Extracted data entries

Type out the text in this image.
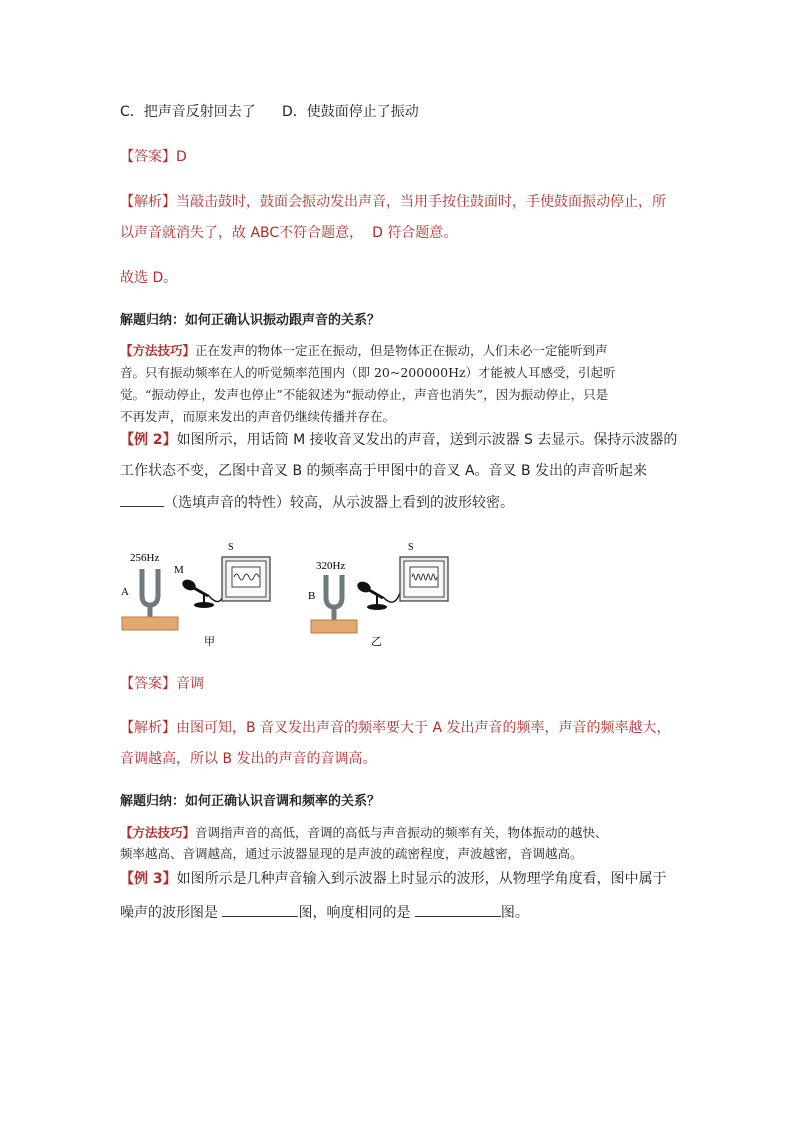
C．把声音反射回去了 D．使鼓面停止了振动
【答案】D
【解析】当敲击鼓时，鼓面会振动发出声音，当用手按住鼓面时，手使鼓面振动停止，所
以声音就消失了，故 ABC不符合题意， D 符合题意。
故选 D。
解题归纳：如何正确认识振动跟声音的关系？
【方法技巧】正在发声的物体一定正在振动，但是物体正在振动，人们未必一定能听到声
音。只有振动频率在人的听觉频率范围内（即 20~200000Hz）才能被人耳感受，引起听
觉。“振动停止，发声也停止”不能叙述为“振动停止，声音也消失”，因为振动停止，只是
不再发声，而原来发出的声音仍继续传播并存在。
【例 2】如图所示，用话筒 M 接收音叉发出的声音，送到示波器 S 去显示。保持示波器的
工作状态不变，乙图中音叉 B 的频率高于甲图中的音叉 A。音叉 B 发出的声音听起来
（选填声音的特性）较高，从示波器上看到的波形较密。
256Hz
A
M
S
甲
320Hz
B
S
乙
【答案】音调
【解析】由图可知，B 音叉发出声音的频率要大于 A 发出声音的频率，声音的频率越大，
音调越高，所以 B 发出的声音的音调高。
解题归纳：如何正确认识音调和频率的关系？
【方法技巧】音调指声音的高低，音调的高低与声音振动的频率有关，物体振动的越快、
频率越高、音调越高，通过示波器显现的是声波的疏密程度，声波越密，音调越高。
【例 3】如图所示是几种声音输入到示波器上时显示的波形，从物理学角度看，图中属于
噪声的波形图是	图，响度相同的是	图。
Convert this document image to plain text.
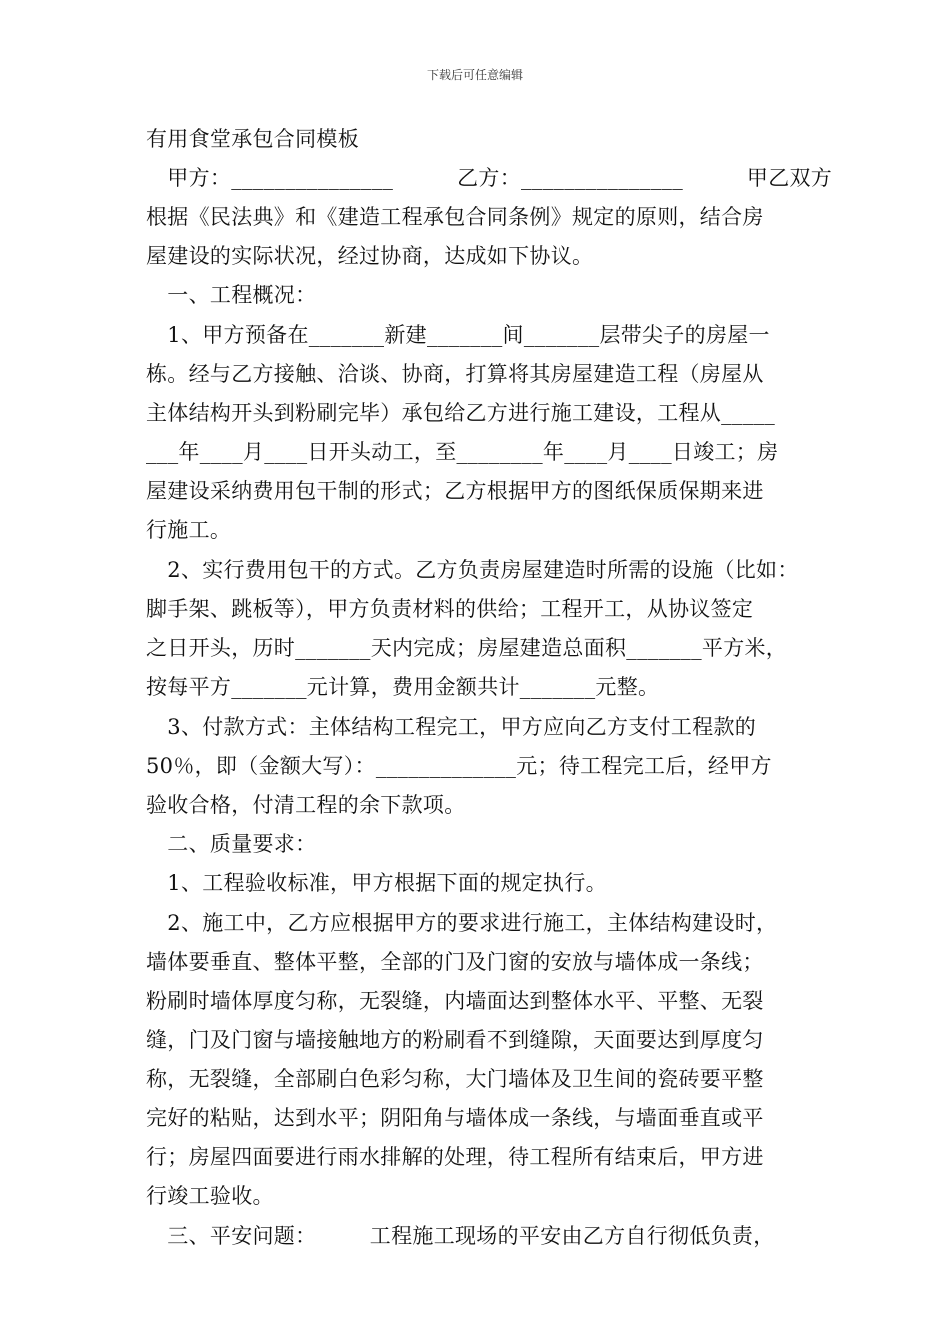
下载后可任意编辑
有用食堂承包合同模板
　甲方：_______________　　　乙方：_______________　　　甲乙双方
根据《民法典》和《建造工程承包合同条例》规定的原则，结合房
屋建设的实际状况，经过协商，达成如下协议。
　一、工程概况：
　1、甲方预备在_______新建_______间_______层带尖子的房屋一
栋。经与乙方接触、洽谈、协商，打算将其房屋建造工程（房屋从
主体结构开头到粉刷完毕）承包给乙方进行施工建设，工程从_____
___年____月____日开头动工，至________年____月____日竣工；房
屋建设采纳费用包干制的形式；乙方根据甲方的图纸保质保期来进
行施工。
　2、实行费用包干的方式。乙方负责房屋建造时所需的设施（比如：
脚手架、跳板等），甲方负责材料的供给；工程开工，从协议签定
之日开头，历时_______天内完成；房屋建造总面积_______平方米，
按每平方_______元计算，费用金额共计_______元整。
　3、付款方式：主体结构工程完工，甲方应向乙方支付工程款的
50％，即（金额大写）：_____________元；待工程完工后，经甲方
验收合格，付清工程的余下款项。
　二、质量要求：
　1、工程验收标准，甲方根据下面的规定执行。
　2、施工中，乙方应根据甲方的要求进行施工，主体结构建设时，
墙体要垂直、整体平整，全部的门及门窗的安放与墙体成一条线；
粉刷时墙体厚度匀称，无裂缝，内墙面达到整体水平、平整、无裂
缝，门及门窗与墙接触地方的粉刷看不到缝隙，天面要达到厚度匀
称，无裂缝，全部刷白色彩匀称，大门墙体及卫生间的瓷砖要平整
完好的粘贴，达到水平；阴阳角与墙体成一条线，与墙面垂直或平
行；房屋四面要进行雨水排解的处理，待工程所有结束后，甲方进
行竣工验收。
　三、平安问题：　　　工程施工现场的平安由乙方自行彻低负责，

## STATED EXERCISE
Repeat only the lines from the line with "Convert this document image to plain text." to the end of the entries, including both the first and the last line, and drop every picture.

## OUTPUT
Convert this document image to plain text.
下载后可任意编辑
有用食堂承包合同模板
　甲方：_______________　　　乙方：_______________　　　甲乙双方
根据《民法典》和《建造工程承包合同条例》规定的原则，结合房
屋建设的实际状况，经过协商，达成如下协议。
　一、工程概况：
　1、甲方预备在_______新建_______间_______层带尖子的房屋一
栋。经与乙方接触、洽谈、协商，打算将其房屋建造工程（房屋从
主体结构开头到粉刷完毕）承包给乙方进行施工建设，工程从_____
___年____月____日开头动工，至________年____月____日竣工；房
屋建设采纳费用包干制的形式；乙方根据甲方的图纸保质保期来进
行施工。
　2、实行费用包干的方式。乙方负责房屋建造时所需的设施（比如：
脚手架、跳板等），甲方负责材料的供给；工程开工，从协议签定
之日开头，历时_______天内完成；房屋建造总面积_______平方米，
按每平方_______元计算，费用金额共计_______元整。
　3、付款方式：主体结构工程完工，甲方应向乙方支付工程款的
50％，即（金额大写）：_____________元；待工程完工后，经甲方
验收合格，付清工程的余下款项。
　二、质量要求：
　1、工程验收标准，甲方根据下面的规定执行。
　2、施工中，乙方应根据甲方的要求进行施工，主体结构建设时，
墙体要垂直、整体平整，全部的门及门窗的安放与墙体成一条线；
粉刷时墙体厚度匀称，无裂缝，内墙面达到整体水平、平整、无裂
缝，门及门窗与墙接触地方的粉刷看不到缝隙，天面要达到厚度匀
称，无裂缝，全部刷白色彩匀称，大门墙体及卫生间的瓷砖要平整
完好的粘贴，达到水平；阴阳角与墙体成一条线，与墙面垂直或平
行；房屋四面要进行雨水排解的处理，待工程所有结束后，甲方进
行竣工验收。
　三、平安问题：　　　工程施工现场的平安由乙方自行彻低负责，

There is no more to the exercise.